== Extrait ==
Pas de procès expéditifs pour les robes noires

Les premières gouttes de pluie ruissellent contre la façade du Palais de Justice (6e). Il est 13h20. Une légère brise agite les pancartes des robes noires regroupées sur les marches du Palais Monthyon. Ce midi, une centaine d’avocats, magistrats et greffiers se mobilisent contre le nouveau projet de loi Sure (« sanction utile, rapide et effective »). Alors que le texte est en cours d’examen au Sénat, une partie du Barreau proteste devant la chambre du Parlement à Paris.

Une justice expéditive

Dans les Bouches-du-Rhône aussi, les représentants de la justice comptent bien exprimer leur désaccord. Muni de son mégaphone, le bâtonnier de Marseille, Mathieu Jacquier, hausse le ton : « Le barreau de Marseille s’oppose au projet de loi. Il appelle le législateur à y renoncer. Le processus criminel n’est pas un temps de gestion des flux mais l’expression pleine et entière des victimes », conteste-t-il. Pas de négociations prévues pour le représentant du barreau de Marseille qui revendique la suppression totale et définitive du texte. Un texte qui défendrait une justice « expéditive », presque « commerciale », pour Laurence Brisson déléguée locale et régionale du syndicat de la magistrature. Et d’indiquer : « Le plaider-coupable criminel consiste à privatiser la condamnation de l’accusé. La victime est mise de côté, la participation des citoyens n’est plus requise. C’est libérer des dossiers en attente de procès le plus vite possible et accepter de revenir sur tous les principes historiques de la justice criminelle. » Plus de Cour, plus de débat, seulement une négociation entre le parquet et l’accusé. C’est ce que demande le ministre de la justice dans son volet CRCP (comparution sur reconnaissance préalable de culpabilité déjà effective pour les délits depuis 2004).

Mesure contre laquelle Zoé Poncelet, présidente du Syndicat des avocat(e)s de France s’oppose fermement. « Nous refusons qu’un procès criminel soit plus court qu’une pause déj. C’est un acte essentiel qui permet à la victime d’avancer et au coupable de comprendre la gravité de ses actes », déclare-t-elle face à la foule.

Des procès à la chaîne

Plus qu’une simple condamnation, un temps de débat, de discussion que François Sartre, avocat pénaliste reconnaît essentiel. « En cour d’assises nous assistons à de nombreux rebondissements. Si nous ne laissons plus la partie civile s’exprimer, elle ne peut plus faire son deuil. Cela peut engendrer de nombreux suicides », dénonce-t-il. Un procès à huis clos. Entre les quatre murs du bureau du parquet. La victime aurait 10 jours pour accepter ou non la négociation. Un délai jugé bien trop « court » pour Zoé Poncelet qui suit de près la grève du zèle lancée par le Conseil national des Barreaux. « Notre désaccord est marqué par une semaine de justice morte, nous avons renvoyé tous les dossiers juridiques. Il n’y aura pas de désignation de Commission d’office jusqu’à vendredi », rappelle-t-elle.

Pour l’heure, Laurence Buisson atteste « qu’aucune nouvelle date de mobilisation n’est prévue cette semaine ». Malgré tout, la grève se poursuit et le corps judiciaire opposé au projet de loi compte bien continuer à exprimer son opposition « féroce et déterminée ». Le Conseil de l’Ordre du Barreau de Marseille se prononcera mardi 14 et les revendications devraient être maintenues selon le vote du Sénat.

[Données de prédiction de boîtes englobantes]
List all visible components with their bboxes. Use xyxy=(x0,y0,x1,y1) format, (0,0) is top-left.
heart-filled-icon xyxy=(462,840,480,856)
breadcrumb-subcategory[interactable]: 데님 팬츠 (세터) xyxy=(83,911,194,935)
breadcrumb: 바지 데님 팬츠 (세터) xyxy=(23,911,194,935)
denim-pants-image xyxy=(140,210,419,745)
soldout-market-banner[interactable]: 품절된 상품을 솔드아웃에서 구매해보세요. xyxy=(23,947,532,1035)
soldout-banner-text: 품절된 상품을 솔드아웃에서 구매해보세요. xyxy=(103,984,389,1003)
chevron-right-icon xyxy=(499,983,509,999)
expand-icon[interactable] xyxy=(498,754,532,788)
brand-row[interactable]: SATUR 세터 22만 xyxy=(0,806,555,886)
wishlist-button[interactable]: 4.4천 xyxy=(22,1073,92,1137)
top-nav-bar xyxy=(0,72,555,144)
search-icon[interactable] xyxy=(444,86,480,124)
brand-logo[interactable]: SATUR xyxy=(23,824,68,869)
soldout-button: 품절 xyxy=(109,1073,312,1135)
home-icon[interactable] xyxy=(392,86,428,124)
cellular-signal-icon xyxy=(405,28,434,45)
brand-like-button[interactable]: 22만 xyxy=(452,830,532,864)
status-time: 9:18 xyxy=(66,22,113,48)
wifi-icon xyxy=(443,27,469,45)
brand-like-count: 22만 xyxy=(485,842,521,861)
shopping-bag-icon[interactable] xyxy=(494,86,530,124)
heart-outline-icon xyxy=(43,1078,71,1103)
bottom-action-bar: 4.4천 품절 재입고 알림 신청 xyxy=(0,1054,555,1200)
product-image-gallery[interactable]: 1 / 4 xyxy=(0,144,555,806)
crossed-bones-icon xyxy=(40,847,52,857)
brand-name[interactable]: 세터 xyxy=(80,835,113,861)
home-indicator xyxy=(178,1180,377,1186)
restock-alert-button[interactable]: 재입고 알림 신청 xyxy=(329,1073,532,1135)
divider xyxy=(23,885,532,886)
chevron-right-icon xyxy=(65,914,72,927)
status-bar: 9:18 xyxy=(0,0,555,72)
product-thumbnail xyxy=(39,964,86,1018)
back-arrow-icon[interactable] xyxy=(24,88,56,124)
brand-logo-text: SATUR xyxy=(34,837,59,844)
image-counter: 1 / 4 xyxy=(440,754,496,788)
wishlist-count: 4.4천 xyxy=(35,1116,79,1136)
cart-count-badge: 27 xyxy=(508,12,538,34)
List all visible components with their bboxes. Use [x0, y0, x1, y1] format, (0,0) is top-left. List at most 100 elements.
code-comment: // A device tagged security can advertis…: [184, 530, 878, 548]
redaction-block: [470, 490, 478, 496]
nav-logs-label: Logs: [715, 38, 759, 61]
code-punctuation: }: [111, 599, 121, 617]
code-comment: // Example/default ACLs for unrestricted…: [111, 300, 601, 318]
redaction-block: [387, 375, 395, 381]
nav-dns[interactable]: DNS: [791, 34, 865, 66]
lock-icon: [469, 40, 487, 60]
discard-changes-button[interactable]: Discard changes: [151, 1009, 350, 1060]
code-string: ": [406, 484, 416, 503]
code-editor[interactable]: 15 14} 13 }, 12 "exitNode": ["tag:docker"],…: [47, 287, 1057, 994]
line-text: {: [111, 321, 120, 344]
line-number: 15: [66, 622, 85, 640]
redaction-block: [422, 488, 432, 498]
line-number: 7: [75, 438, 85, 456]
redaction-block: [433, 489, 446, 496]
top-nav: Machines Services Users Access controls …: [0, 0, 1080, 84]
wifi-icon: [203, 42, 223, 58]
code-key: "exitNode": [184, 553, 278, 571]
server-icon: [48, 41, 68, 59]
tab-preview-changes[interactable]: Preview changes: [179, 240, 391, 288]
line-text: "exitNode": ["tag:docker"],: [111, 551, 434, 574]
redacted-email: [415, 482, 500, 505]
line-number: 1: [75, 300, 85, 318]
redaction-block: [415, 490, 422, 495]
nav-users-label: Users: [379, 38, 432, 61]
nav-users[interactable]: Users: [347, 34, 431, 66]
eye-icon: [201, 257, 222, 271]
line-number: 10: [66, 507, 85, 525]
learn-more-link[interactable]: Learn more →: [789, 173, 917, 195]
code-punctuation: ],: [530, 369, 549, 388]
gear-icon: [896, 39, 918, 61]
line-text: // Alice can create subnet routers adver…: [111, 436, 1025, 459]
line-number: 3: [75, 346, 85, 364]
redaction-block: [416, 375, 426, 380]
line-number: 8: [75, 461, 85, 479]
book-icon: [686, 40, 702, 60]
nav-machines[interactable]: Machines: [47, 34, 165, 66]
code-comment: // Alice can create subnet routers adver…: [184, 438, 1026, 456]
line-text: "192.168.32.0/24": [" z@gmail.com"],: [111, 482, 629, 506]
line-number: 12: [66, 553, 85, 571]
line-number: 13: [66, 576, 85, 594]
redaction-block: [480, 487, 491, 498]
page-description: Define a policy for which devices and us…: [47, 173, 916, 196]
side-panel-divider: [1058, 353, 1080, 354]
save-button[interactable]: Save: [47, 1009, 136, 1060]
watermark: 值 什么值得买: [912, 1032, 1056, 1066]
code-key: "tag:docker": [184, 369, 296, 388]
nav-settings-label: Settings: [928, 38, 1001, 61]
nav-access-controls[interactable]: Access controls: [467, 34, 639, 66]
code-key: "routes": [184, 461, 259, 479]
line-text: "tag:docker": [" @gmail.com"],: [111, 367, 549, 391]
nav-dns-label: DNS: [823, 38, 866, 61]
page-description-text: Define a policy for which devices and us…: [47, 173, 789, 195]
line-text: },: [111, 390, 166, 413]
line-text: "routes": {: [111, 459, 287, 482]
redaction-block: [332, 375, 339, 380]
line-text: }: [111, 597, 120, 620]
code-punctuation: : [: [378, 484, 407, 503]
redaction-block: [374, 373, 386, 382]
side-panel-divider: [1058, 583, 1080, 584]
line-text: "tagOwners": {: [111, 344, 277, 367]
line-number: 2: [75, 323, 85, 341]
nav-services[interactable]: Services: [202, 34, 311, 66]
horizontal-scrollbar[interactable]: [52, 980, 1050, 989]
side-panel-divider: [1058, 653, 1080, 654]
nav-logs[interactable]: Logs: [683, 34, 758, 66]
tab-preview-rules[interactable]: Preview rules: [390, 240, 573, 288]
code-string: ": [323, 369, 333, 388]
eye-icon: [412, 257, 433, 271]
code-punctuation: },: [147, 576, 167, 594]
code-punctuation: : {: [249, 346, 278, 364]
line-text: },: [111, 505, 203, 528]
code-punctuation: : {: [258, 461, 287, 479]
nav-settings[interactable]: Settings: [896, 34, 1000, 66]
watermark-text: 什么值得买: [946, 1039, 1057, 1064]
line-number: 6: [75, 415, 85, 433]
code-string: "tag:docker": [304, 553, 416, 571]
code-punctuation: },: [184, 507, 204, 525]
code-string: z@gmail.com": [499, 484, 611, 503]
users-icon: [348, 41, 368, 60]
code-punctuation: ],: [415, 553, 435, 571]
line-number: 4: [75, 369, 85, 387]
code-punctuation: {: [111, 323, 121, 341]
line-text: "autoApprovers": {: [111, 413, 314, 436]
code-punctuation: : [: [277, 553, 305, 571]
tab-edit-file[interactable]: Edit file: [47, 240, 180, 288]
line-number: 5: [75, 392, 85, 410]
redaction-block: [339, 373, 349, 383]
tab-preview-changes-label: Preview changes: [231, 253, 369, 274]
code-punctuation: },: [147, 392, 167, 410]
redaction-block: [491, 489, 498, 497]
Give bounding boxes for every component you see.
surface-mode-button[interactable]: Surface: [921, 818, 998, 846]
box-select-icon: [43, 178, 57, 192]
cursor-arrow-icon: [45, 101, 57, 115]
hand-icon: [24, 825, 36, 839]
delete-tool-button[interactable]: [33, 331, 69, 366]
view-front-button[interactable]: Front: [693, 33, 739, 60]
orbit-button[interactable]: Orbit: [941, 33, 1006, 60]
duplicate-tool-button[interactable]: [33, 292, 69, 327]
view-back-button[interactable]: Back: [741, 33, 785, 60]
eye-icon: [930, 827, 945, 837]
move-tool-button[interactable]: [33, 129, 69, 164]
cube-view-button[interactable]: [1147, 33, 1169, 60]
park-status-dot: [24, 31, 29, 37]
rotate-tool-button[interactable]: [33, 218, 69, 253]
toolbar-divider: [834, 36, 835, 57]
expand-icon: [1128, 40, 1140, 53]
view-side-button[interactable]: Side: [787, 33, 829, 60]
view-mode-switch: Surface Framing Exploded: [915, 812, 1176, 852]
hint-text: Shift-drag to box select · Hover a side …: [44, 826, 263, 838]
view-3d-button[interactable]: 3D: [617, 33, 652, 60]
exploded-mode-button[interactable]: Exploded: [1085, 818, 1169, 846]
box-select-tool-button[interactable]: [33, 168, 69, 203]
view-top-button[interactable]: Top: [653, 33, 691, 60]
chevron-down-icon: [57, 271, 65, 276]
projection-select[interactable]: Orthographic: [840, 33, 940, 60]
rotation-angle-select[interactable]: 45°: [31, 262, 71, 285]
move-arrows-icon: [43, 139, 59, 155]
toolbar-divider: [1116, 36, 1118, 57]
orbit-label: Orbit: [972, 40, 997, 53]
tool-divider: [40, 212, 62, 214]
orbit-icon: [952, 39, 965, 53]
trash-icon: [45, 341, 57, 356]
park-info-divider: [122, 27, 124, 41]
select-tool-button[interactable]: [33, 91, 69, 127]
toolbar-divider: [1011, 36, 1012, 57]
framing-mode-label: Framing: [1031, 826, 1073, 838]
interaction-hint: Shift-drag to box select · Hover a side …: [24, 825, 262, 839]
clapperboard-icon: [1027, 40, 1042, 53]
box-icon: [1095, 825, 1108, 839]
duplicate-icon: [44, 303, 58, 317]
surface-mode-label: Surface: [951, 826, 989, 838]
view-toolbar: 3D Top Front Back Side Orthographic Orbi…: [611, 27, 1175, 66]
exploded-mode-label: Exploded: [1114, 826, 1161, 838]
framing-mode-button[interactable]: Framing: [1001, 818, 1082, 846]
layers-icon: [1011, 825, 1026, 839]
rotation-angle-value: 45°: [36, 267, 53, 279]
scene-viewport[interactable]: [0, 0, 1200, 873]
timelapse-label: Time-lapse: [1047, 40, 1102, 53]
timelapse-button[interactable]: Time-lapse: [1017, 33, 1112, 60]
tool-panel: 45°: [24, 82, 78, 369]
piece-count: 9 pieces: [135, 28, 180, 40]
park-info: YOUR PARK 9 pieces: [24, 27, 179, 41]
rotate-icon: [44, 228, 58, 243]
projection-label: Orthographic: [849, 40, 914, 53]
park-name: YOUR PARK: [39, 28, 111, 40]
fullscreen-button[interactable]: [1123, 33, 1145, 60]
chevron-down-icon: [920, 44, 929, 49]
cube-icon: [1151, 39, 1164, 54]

== Consigne A ==
Condensez sous forme de liste le paragraphe de l'article qui commence par « Les premières gouttes de pluie », en gardant ses faits principaux.
== Consigne B ==
Recopiez le passage de l'article qui commence aux mots « Pour l’heure, Laurence » ; arrêtez-vous après « vote du Sénat. ».
Ce matériel est indépendant de l'article.

== Zone de réponse A ==
- À 13h20, les premières gouttes de pluie tombent sur la façade du Palais de Justice (6e).
- Une centaine d'avocats, magistrats et greffiers sont rassemblés avec des pancartes sur les marches du Palais Monthyon.
- Ils se mobilisent contre le projet de loi Sure (« sanction utile, rapide et effective »).
- Pendant l'examen du texte au Sénat, une partie du Barreau proteste devant la chambre du Parlement à Paris.

== Zone de réponse B ==
Pour l’heure, Laurence Buisson atteste « qu’aucune nouvelle date de mobilisation n’est prévue cette semaine ». Malgré tout, la grève se poursuit et le corps judiciaire opposé au projet de loi compte bien continuer à exprimer son opposition « féroce et déterminée ». Le Conseil de l’Ordre du Barreau de Marseille se prononcera mardi 14 et les revendications devraient être maintenues selon le vote du Sénat.